**Stored data entries**
++++++++++

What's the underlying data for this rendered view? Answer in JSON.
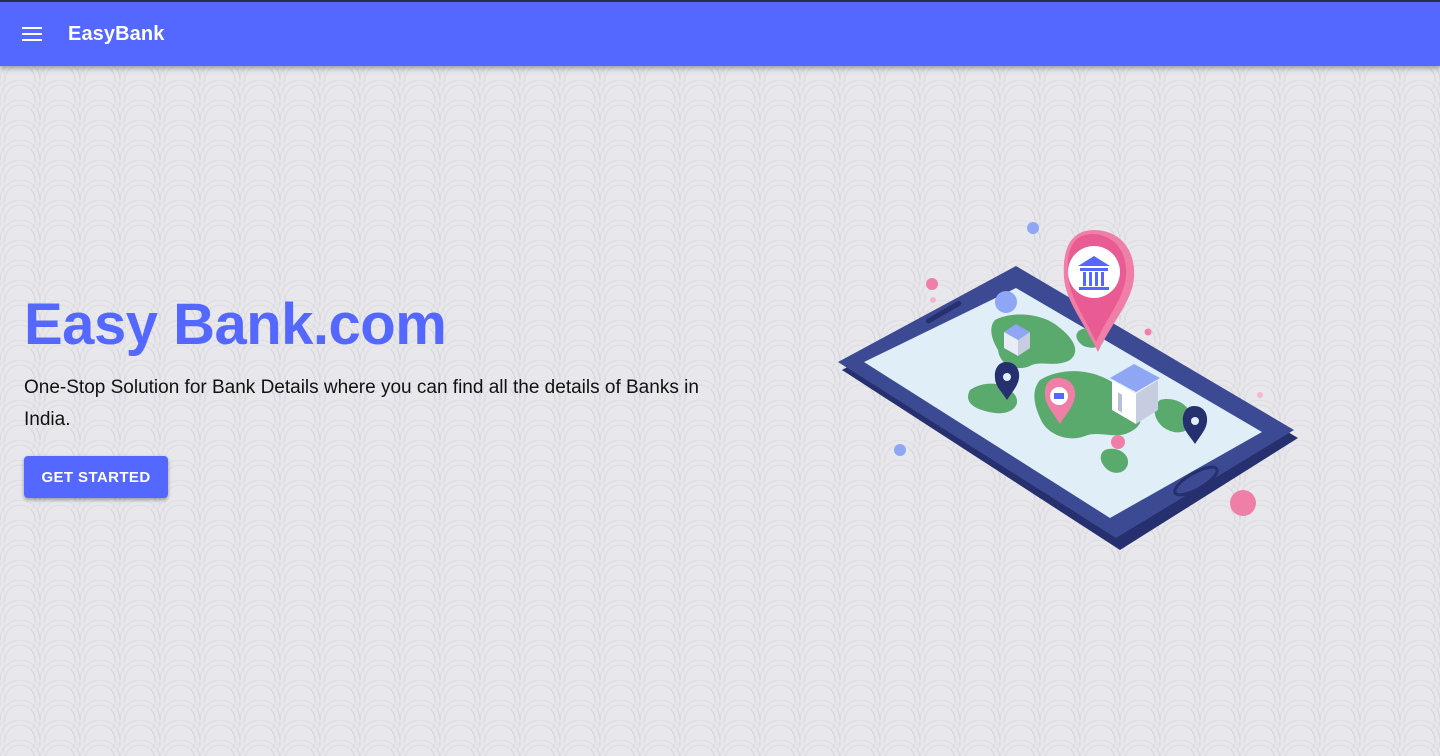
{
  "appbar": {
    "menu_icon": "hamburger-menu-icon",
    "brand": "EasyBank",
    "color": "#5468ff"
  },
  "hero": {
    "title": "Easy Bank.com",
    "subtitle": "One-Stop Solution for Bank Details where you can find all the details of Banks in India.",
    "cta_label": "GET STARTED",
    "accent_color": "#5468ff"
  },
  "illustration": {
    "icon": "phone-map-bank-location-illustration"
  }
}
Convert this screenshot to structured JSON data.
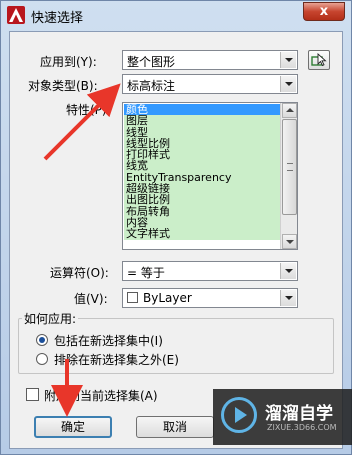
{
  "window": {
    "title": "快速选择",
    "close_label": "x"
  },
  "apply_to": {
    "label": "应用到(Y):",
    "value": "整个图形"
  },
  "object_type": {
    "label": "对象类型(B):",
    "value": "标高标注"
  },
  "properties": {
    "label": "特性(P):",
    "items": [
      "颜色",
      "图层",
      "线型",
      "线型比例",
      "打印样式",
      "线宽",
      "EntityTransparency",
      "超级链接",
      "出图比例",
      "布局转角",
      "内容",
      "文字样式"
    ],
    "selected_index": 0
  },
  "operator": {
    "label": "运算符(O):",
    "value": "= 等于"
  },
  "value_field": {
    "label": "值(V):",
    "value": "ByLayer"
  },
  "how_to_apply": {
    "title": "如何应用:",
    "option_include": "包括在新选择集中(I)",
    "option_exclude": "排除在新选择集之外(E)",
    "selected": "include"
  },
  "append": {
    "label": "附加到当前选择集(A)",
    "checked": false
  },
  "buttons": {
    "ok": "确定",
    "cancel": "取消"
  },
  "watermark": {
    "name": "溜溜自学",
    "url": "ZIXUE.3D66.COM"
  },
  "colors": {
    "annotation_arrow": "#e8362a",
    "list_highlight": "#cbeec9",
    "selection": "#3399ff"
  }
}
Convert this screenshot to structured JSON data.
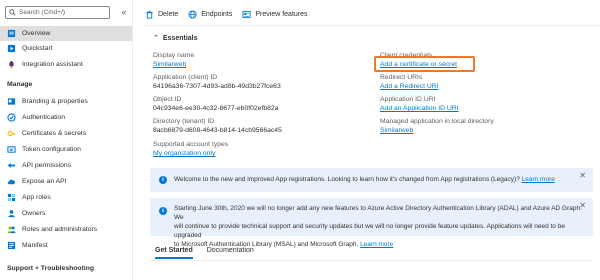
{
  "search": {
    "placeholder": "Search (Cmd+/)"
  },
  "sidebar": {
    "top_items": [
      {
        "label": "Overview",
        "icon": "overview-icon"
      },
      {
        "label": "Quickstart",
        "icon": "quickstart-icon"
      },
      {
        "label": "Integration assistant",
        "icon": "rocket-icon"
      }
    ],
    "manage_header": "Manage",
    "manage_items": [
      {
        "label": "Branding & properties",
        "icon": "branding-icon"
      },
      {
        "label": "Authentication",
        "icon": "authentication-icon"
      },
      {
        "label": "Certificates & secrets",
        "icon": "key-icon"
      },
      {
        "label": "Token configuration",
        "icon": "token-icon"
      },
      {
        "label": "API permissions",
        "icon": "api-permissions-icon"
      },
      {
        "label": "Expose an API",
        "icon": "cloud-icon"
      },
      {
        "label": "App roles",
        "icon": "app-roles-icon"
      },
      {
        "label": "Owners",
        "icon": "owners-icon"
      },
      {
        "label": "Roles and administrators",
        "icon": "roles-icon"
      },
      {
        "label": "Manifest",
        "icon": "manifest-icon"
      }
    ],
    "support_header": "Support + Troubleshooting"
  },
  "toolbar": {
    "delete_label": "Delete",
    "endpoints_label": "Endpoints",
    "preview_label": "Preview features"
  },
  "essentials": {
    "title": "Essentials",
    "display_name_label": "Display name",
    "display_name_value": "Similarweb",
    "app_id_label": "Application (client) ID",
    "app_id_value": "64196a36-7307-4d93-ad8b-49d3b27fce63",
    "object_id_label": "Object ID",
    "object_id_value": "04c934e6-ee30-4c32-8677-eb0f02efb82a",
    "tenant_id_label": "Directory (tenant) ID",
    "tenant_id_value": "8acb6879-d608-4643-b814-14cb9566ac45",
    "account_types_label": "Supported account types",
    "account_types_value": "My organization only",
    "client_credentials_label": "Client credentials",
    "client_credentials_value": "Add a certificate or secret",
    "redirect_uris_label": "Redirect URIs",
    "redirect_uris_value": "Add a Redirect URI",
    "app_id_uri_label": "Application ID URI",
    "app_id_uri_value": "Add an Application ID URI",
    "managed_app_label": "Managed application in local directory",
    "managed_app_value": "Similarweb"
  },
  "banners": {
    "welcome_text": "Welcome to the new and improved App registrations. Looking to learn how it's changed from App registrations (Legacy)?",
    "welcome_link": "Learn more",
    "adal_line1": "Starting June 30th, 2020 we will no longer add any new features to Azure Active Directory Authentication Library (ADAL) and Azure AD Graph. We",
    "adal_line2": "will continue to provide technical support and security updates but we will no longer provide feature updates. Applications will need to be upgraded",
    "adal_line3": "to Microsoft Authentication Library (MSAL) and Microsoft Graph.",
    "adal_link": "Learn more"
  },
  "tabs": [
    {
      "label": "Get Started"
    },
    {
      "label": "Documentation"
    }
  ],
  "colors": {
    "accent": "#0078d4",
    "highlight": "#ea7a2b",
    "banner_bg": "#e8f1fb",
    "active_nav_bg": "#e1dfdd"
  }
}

++++++++++

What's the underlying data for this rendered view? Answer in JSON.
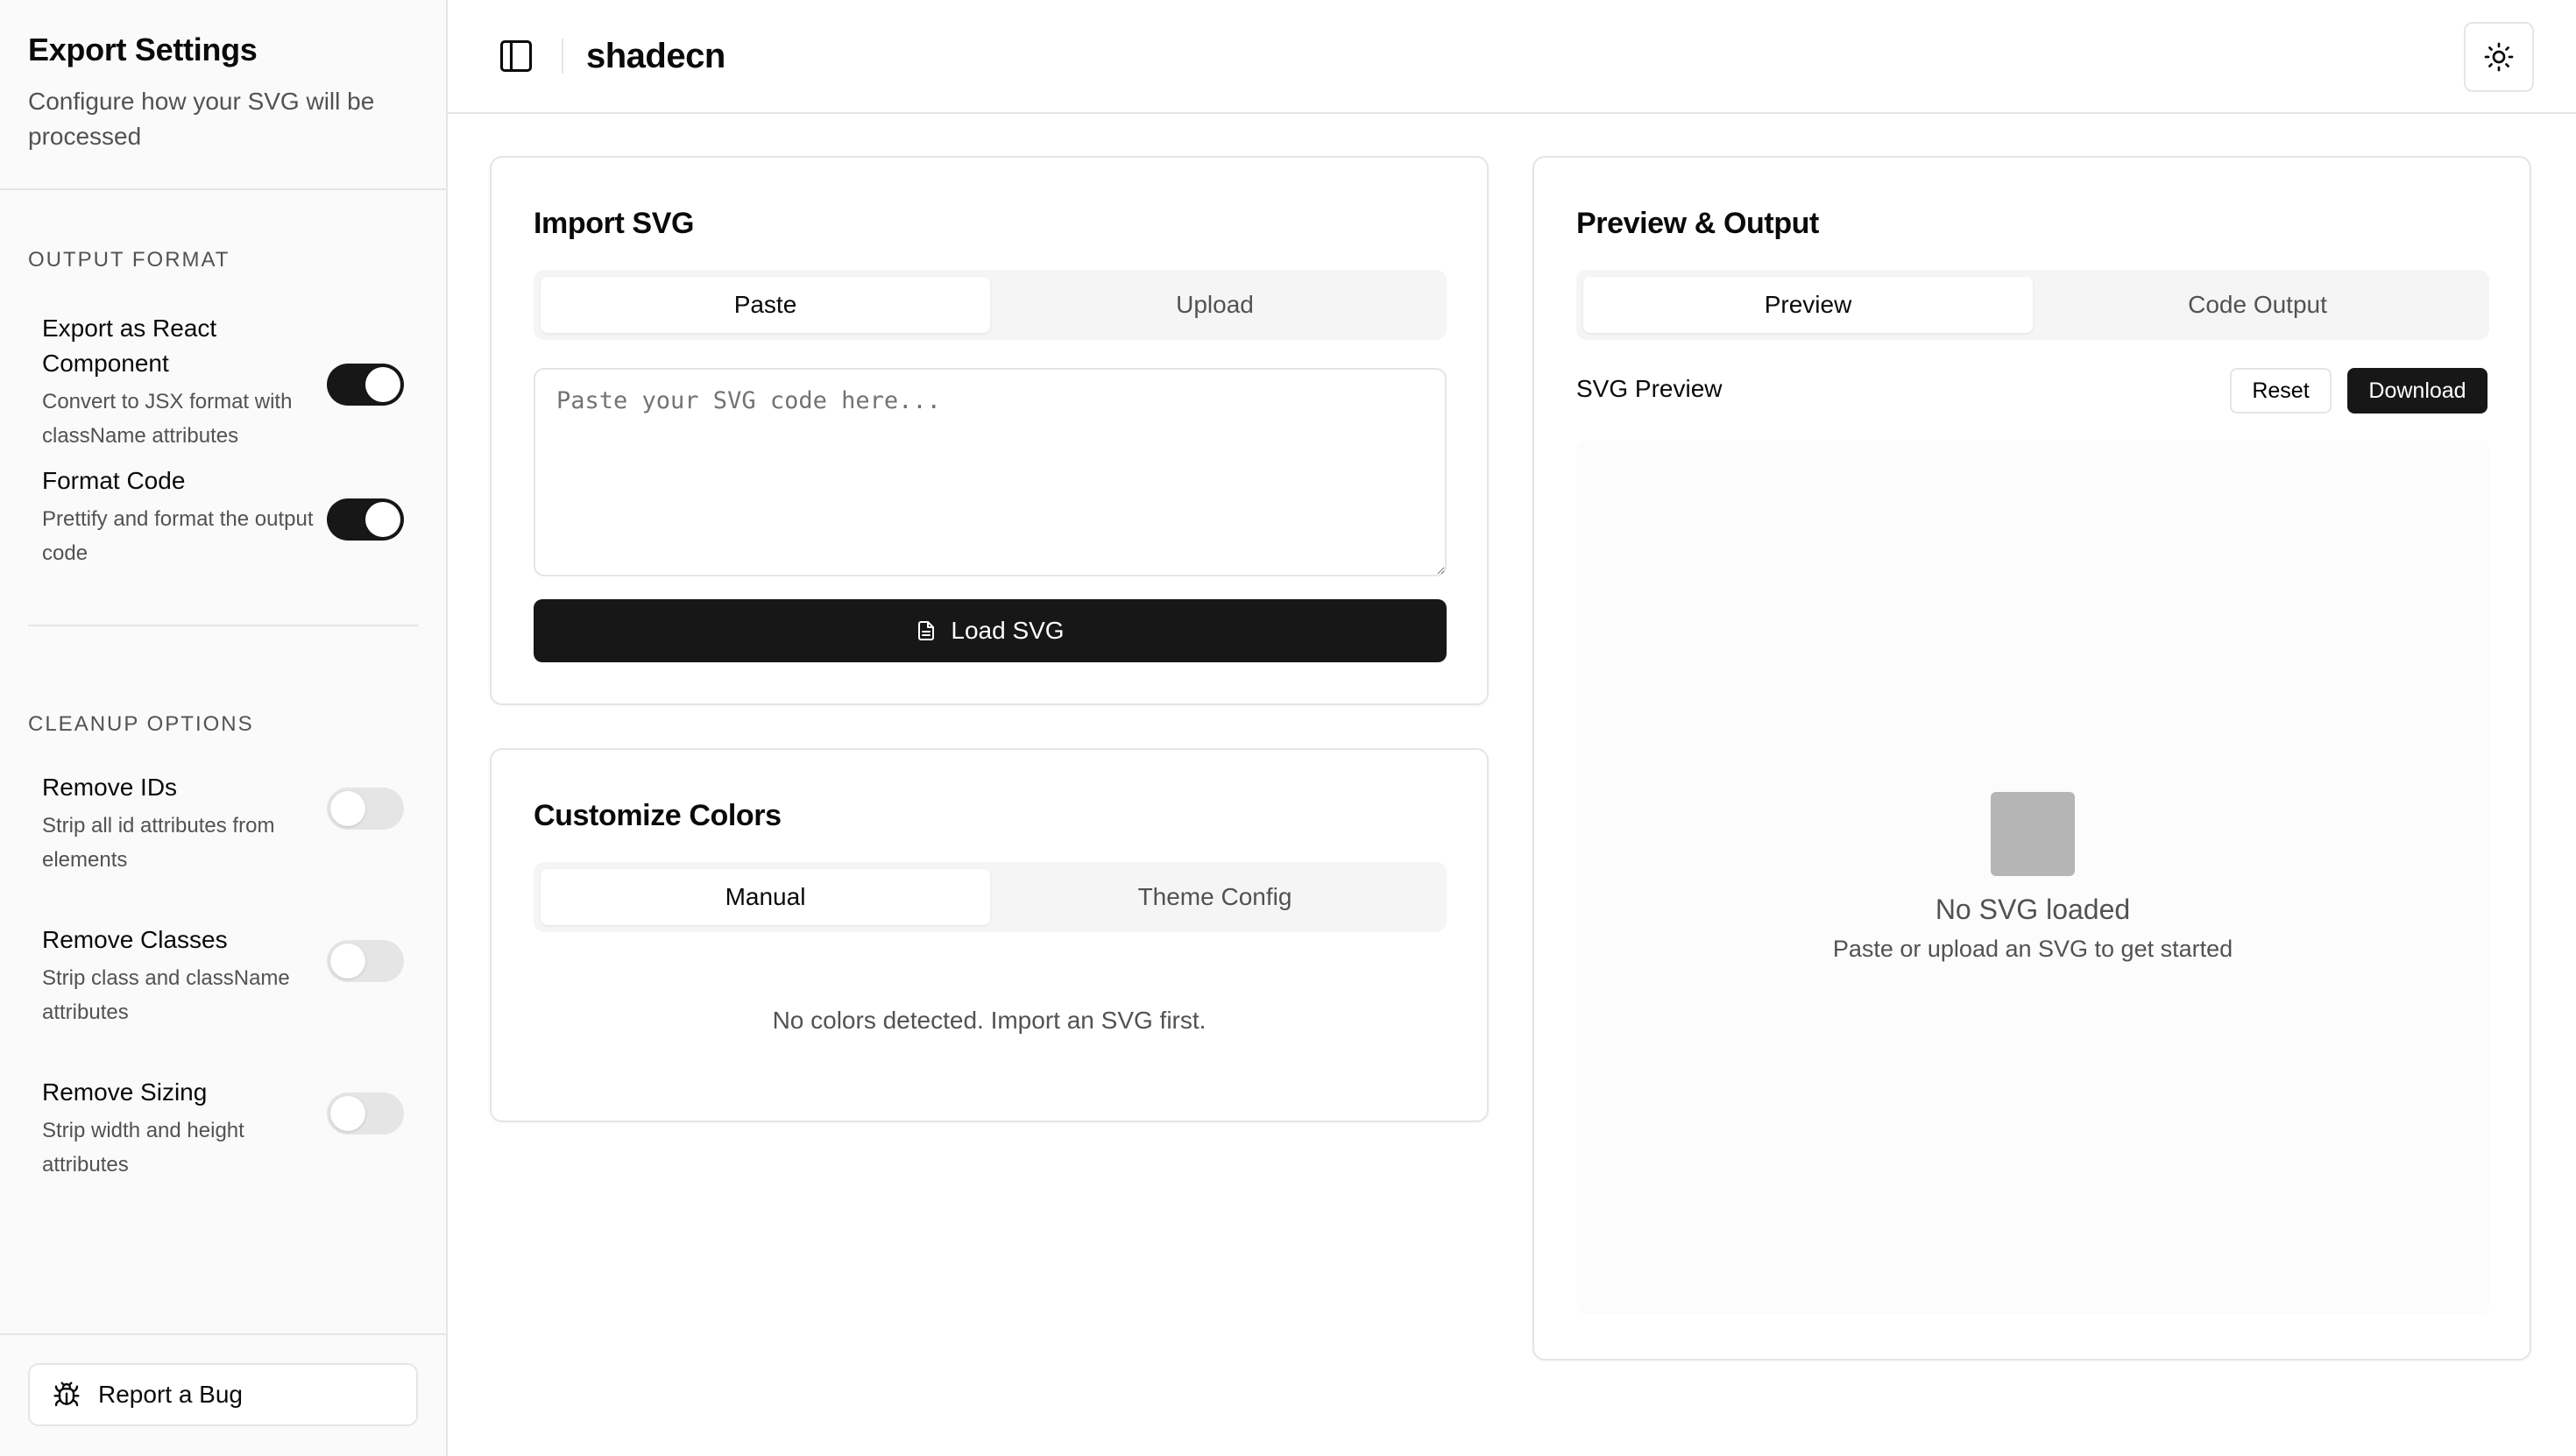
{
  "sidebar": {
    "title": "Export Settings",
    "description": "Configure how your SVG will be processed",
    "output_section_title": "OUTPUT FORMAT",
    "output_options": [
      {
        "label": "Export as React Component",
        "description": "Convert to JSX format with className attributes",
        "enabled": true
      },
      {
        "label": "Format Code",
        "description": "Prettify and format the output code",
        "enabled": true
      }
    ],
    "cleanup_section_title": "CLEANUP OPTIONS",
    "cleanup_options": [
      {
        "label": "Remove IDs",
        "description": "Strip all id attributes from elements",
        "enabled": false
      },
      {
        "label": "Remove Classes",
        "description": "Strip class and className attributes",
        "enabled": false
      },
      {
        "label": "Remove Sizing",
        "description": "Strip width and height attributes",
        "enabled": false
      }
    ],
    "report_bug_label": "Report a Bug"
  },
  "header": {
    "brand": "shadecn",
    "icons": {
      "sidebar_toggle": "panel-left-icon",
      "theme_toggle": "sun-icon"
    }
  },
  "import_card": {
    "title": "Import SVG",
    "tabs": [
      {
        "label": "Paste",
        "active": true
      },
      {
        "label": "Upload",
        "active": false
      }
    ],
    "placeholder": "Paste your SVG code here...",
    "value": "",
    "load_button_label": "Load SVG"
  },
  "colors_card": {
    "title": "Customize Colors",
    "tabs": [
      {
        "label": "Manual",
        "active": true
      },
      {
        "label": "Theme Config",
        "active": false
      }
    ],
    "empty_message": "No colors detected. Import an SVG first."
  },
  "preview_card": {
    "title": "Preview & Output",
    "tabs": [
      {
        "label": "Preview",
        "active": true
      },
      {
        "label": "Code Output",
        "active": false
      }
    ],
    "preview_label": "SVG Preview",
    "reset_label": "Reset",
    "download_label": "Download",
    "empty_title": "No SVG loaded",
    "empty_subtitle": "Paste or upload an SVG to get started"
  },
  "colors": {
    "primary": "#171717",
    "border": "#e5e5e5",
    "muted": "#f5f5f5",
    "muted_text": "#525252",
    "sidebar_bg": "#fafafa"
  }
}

++++++++++

**TASK TO CARRY OUT**
Only the number is wanted: how many lines of the material contain the word "Similarweb"?

**PROBLEM SOLUTION**
2